Tasks to complete -
- a) In the audit-ready pipelines page, what position does the speaker hold at CloudBees?
- b) Continue the audit-ready pipelines talk transcript from its final sentence.

Page excerpt -
↓↓↓
Audit Ready Pipelines
Auditors want proof that the right people did what they were supposed to do, when they were supposed to do it, and they want that information on demand. Developers tend to run for cover whenever release managers show up with an audit request in their hands. Audit-ready pipelines aim to address both of these problems.
The idea behind audit-ready pipelines stems from trying to merge software delivery automation, CI, and CD together into something where you can get increased visibility and understanding of your entire process, and what it means to different stakeholders.
This session is presented by Cloudbees.
Chapters
Full transcript
The complete talk, organized by section.
Anders Wallgren
Hi, I'm Anders Wallgren, VP of Technology Strategy at CloudBees, and today I'm going to talk about audit-ready pipelines: how we can use automation and orchestration to make our audit processes more predictable and easier to deal with.
And what we really want to get to, in terms of a desired state here -- I'm just going to start with that -- is really thinking about our pipelines, our end-to-end pipelines, our release pipelines, as being the core, the heart of our audit trail, and building from there. What we want to achieve, and what I'll talk about how to achieve today, is really using that connected toolchain with immutable objects as the core of how we do this orchestration. Then build in both automated and manual approval gates, collecting evidence along the way. The outputs of all of our commands that we're running as part of our software pipeline release process are going to be captured in a common data repository so that's available later for closer inspection. All of the actions that we're taking, all of the automations that we're running, all of the artifacts that we're producing are going to be governed by centralized role-based access control or access control lists.
↑↑↑
Data shown -
↓↓↓
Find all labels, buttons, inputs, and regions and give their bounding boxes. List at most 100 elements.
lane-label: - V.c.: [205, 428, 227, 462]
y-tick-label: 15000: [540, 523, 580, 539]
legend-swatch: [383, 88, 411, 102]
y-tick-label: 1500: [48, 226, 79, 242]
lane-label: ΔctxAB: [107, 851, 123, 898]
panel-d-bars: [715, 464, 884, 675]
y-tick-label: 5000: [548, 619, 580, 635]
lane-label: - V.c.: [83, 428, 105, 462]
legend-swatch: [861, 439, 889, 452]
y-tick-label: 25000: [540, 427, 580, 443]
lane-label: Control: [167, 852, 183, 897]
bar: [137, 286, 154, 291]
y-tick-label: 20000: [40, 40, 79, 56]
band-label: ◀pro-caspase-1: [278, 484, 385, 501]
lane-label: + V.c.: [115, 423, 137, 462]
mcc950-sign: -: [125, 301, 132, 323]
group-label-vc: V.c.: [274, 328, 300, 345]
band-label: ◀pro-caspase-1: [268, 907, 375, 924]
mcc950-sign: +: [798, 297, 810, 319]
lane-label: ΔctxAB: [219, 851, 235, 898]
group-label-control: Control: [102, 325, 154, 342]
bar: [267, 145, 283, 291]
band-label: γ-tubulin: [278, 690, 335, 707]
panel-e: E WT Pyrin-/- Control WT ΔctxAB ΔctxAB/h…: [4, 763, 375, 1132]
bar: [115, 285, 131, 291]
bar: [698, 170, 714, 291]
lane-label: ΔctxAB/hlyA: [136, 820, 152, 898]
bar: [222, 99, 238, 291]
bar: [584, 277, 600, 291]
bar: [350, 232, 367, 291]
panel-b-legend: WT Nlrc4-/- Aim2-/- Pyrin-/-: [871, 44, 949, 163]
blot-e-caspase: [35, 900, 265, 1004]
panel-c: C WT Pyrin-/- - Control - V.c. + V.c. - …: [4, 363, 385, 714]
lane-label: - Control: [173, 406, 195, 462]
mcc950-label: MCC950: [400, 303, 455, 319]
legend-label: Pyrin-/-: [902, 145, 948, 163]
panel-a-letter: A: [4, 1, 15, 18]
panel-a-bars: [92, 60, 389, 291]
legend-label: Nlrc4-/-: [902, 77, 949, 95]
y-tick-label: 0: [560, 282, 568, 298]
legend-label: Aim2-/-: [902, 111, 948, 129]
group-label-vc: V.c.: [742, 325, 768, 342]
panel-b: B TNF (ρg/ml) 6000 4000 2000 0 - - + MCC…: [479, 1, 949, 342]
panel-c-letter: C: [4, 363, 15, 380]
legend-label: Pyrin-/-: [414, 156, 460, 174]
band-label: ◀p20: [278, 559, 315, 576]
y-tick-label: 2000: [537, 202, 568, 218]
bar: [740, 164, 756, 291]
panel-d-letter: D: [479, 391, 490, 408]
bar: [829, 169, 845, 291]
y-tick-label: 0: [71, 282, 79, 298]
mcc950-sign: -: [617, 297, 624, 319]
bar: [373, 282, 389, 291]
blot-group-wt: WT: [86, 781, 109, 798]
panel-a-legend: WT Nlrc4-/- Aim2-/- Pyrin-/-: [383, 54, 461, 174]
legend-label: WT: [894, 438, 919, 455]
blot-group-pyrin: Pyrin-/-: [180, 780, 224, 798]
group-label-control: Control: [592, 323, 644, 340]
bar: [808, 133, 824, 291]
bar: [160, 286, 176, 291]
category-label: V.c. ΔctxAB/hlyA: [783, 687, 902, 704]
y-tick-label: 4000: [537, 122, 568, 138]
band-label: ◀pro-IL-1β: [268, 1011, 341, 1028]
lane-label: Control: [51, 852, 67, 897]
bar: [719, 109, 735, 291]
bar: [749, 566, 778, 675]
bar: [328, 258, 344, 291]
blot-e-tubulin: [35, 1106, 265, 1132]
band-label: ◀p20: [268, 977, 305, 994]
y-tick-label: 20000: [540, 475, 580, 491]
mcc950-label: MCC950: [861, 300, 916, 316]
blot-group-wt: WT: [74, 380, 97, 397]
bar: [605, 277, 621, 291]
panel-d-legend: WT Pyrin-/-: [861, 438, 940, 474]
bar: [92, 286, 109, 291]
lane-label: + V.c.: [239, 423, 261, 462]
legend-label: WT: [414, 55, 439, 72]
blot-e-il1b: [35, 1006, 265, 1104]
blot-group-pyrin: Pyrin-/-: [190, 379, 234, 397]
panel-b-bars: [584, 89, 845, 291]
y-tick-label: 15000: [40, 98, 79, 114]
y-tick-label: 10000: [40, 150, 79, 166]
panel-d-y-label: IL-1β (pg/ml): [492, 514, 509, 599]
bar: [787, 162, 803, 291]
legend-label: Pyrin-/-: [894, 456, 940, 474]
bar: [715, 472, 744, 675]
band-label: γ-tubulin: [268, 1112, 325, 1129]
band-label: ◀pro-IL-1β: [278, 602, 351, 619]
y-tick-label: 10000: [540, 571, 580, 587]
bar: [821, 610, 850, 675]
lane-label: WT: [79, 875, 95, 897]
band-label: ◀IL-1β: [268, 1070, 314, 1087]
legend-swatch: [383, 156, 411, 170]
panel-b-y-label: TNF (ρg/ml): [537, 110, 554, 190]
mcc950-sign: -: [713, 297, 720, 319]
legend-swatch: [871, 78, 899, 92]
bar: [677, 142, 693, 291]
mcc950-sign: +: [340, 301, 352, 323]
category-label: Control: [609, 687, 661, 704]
↑↑↑
Responses by task -
- a) VP of Technology Strategy

- b)
Part of our goal here is to provide end-to-end visibility over not only what is our process, but what were the results of running our process, and collect data, metadata, evidence links, all of that kind of stuff along the way, so that at the end, we have a one-click automated audit report with data that we trust.
The current state of audit for many of us is a little bit more complicated and manual and fraught with uncertainty than that. We typically will get an email at the end of the quarter saying, "Guess what? It's time to do audits. Yay." Then you have to leap into action.
If you have a software pipeline that's fragmented into islands of automation, as I like to talk about, then you've got to manually retrace all of your steps and manually go between all the different tools that you use in your toolchain in order to build, test, qualify, release, and deploy your software. That's a little bit of a challenge, right? You've got to go into your issue tracking tool to figure out what the change request is that's involved here. I've got to go look at the production systems and see what did we deploy into production. I've got to look at the deployment tools I'm using and make sure that everything worked fine there. Look at my CI tooling, figure out what went into the build, look at my SCM system to figure out what code changed, all of those kinds of things. It's a manual process.
That leaves us with a challenge, because with this disconnected process, disconnected sets of tools, the data is scattered all over the place. We've done a pretty good job the last 10 or 15 years with Agile, with DevOps, with DevSecOps, and so on, at uniting the cultures a little bit more and tearing down the cultural silos, the organizational silos that we built up over the years in the old ways of doing things. But now what we still have is we're still challenged by this tool silo, the data silo, where we have to go hunt and peck around to find all of the relevant data that we need, whether it's for audit processes or process improvement or what have you. That makes it very difficult to get a really nice traceable set of data, proof other than the attestation methods that we use these days, which is basically just somebody saying, "Yeah, I did it." As long as you trust that person, that's great, but attestation is probably not good enough these days. Particularly, we can do better. We have the ability to collect data from a specific tool saying, "Here's what we did, here's the configuration we used to do it, here's the output," and automatically prove and decide that we've passed an audit or control requirement and move on to the next stage in the pipeline, if you will.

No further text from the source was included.